# [Selected text]
........

After an omitted week of scrambling on two papers (including Hitchcock), we finally arrive at spring break. 17 days. Travel plans that had been in the works for a month. Italy! Venice, Florence, and Rome! Greece! Mykonos, Santorini, Ios (all islands in the Cyclades), and Athens!

Iceland. A volcano.

Hard to know what to say to that, right? I was at rather a loss for words myself (that takes a lot, a fact this blog often proves conclusively). I have to say, though, I had a hard time being too upset about this because, as travel screw-ups go, a volcano is a pretty epic reason.

Dan and I lugged our bags to the airport for our 6 PM flight; even if it was cancelled, we figured that was our best shot at seeing what the story was. Long story short, there was no flight that would give us any appreciable amount of time in Venice before our scheduled train would take us to Florence.

"Trains! Wait a second..."

In one of the most bizarre spots of luck, there is a train station at Charles de Gaulle. I say bizarre because-- think about it-- when would that ever matter? When would you get off the metro at the airport with your bags and your e-ticket and your passport and say "You know what, Dan? I think I'd rather have train lag tomorrow morning." Probably not that often, considering I don't think I know anyone else who's traveled recently with a Dan. But this was great; we saved time not going back to a station in Paris proper, and. If we had done that, we might have missed out on the patchwork of trains a very nice woman helped us book:

6:10 PM the next evening to Geneva (getting in around 10 PM)

........

# [Record extracts]
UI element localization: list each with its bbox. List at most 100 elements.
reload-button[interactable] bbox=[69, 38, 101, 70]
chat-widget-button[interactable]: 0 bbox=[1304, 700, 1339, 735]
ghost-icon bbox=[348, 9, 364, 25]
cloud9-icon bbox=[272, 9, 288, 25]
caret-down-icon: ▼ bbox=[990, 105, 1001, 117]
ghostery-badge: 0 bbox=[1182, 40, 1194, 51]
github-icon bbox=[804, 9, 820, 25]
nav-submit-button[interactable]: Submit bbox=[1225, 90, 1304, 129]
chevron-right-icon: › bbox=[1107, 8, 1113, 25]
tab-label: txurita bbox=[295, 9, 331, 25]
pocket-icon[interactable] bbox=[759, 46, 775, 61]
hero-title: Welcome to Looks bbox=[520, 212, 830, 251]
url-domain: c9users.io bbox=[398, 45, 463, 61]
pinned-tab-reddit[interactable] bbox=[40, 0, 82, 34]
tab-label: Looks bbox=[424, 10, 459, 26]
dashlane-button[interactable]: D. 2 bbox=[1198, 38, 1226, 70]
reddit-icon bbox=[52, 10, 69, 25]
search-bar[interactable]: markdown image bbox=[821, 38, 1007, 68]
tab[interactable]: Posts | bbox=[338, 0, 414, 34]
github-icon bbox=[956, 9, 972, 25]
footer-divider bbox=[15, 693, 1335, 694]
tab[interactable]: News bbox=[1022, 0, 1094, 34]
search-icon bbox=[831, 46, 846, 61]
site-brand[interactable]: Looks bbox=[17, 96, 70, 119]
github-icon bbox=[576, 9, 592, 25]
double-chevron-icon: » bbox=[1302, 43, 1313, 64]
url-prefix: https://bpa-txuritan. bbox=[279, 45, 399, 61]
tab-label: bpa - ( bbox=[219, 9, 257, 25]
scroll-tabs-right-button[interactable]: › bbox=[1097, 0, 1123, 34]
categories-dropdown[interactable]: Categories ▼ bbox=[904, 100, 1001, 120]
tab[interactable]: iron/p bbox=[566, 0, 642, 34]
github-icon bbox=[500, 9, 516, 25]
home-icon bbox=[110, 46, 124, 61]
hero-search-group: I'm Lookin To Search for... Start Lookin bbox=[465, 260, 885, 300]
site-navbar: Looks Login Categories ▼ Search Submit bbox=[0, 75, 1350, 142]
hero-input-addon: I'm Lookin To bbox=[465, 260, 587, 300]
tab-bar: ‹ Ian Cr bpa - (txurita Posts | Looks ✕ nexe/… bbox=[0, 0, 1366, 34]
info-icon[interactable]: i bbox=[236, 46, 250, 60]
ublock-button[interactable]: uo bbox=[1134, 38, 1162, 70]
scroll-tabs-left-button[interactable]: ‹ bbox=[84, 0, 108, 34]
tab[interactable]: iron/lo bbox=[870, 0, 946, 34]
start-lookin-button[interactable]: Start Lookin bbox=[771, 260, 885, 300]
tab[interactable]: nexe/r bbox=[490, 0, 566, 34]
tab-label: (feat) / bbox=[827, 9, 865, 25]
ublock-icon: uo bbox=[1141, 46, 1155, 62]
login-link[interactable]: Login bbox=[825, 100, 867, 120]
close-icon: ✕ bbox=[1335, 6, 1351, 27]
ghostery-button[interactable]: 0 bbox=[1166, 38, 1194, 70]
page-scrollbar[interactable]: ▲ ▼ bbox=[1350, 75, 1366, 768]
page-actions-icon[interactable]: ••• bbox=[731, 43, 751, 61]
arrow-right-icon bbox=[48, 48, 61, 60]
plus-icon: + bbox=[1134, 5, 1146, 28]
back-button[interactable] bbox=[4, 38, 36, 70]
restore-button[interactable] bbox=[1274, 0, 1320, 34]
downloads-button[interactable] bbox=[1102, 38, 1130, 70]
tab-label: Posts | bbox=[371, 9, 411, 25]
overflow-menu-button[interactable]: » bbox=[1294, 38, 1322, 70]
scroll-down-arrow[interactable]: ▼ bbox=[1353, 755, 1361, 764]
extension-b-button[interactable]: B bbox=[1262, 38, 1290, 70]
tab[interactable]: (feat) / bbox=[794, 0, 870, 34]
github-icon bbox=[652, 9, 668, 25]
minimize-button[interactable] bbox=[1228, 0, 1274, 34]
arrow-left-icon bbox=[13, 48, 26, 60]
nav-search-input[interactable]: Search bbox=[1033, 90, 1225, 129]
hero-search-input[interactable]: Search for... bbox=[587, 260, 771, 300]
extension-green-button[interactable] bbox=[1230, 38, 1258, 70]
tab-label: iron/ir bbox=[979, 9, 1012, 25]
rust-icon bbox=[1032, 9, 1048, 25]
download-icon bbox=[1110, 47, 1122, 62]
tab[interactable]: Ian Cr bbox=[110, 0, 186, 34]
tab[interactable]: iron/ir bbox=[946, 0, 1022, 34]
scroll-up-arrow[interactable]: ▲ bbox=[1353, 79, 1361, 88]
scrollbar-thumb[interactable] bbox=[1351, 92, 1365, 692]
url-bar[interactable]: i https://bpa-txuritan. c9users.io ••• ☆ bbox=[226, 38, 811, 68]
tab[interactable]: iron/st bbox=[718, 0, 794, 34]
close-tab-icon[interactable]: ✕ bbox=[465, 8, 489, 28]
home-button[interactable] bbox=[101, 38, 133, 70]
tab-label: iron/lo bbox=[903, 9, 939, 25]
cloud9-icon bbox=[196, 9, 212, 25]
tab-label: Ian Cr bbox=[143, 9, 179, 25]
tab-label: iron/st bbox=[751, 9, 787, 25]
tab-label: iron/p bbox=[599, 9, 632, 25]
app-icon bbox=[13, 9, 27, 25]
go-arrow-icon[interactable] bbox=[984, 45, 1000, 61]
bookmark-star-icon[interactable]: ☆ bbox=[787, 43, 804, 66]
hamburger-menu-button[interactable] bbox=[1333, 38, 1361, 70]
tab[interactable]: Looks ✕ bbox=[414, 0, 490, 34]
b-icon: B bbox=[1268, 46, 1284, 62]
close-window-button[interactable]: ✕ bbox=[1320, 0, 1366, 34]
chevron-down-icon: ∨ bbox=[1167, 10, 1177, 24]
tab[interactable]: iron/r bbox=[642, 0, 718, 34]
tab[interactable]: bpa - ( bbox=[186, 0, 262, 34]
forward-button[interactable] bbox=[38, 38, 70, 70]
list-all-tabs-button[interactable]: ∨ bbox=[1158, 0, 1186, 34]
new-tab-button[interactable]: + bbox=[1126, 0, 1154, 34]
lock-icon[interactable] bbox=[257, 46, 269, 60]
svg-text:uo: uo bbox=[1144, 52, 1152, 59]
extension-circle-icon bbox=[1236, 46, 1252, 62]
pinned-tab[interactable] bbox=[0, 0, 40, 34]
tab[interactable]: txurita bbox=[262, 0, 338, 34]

........

# [Exercise goal]
Write the next part of the travel post about the spring break trip rerouted by the Iceland volcano, picking up after its final line.

# [Exercise output]
5:45 AM train to Milan (Sunday, getting in around 10 AM)
Flexible time train Florence: skipping Venice, but getting us to Florence a day sooner

So, I went home to pick up the pieces from these changes and fill in the gaps. A few new reservations later, I decided we were in good shape. And since I had the evening and most of the next day free, I headed over to Kirill's most recent apartment (he's gone through about 10 different Parisian residences by this point in the semester) to join our other pals and watch Woody Allen's Sleeper for the first delightful time in years.

So, we re-booked our vacation to get us to Florence a day sooner. Your move, Volcano.

(101) is Saturday, 17 April 2010

Dan and I took the TGV to Geneva, which was very nice. Got us there in short order, and we learned en route that our VWPP pal Victoria would be in Geneva that night as well! Wonderful! She was waiting for us when we got off the train.

The plan, at this point, was to give Geneva what Dan and I call the Madrid Treatment. Fondly named after our last night in Madrid back in March, we would leave our bags someplace safe (a train station locker) and just explore the city. We wouldn't have the chance otherwise, and it didn't make much sense to us to book a pricey hotel for just a few hours.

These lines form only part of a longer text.